_Exercise:_
List every college or university named in the passage about Marks.

_Reading passage:_

Marks was born in Birmingham, England, where he graduated from Mason Science College (which later became the University of Birmingham) in 1892 with a bachelor of science degree. He received a fellowship to study at the Cornell University, New York, United States. In 1894, he became professor of mechanical engineering at Harvard University and retired in 1940. In the early 1900s he was also professor at the Massachusetts Institute of Technology.

On 21 June 1906 he married Josephine Preston Peabody, an American poet and dramatist. They had a daughter, Alison Peabody Marks (30 July 1908 – 7 April 2008), and a son, Lionel Peabody Marks (10 February 1910 – 25 January 1984).

Marks died of a heart attack in Providence, Rhode Island, aged 83.

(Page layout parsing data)
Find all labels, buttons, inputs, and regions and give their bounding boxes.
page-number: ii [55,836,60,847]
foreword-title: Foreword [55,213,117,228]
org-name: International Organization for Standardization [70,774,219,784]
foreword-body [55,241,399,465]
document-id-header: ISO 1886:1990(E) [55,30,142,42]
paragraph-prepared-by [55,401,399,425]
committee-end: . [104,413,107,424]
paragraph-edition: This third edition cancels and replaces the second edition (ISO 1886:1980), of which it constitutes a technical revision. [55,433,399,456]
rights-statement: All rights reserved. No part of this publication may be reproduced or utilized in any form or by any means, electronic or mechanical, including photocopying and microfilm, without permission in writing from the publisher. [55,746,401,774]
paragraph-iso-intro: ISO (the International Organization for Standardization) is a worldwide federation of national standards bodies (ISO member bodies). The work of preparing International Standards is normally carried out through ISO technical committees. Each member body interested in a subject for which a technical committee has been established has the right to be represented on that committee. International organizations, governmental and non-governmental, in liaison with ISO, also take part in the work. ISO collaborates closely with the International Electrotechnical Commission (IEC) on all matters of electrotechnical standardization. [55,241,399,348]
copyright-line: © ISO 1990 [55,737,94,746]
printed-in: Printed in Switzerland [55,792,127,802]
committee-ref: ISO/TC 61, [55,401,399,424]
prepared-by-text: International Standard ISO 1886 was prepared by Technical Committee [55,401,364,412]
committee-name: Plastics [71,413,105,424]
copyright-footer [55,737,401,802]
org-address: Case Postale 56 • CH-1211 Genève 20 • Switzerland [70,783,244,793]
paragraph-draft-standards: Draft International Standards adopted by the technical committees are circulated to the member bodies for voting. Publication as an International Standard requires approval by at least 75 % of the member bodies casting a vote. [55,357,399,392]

_Result below:_
Mason Science College
University of Birmingham
Cornell University
Harvard University
Massachusetts Institute of Technology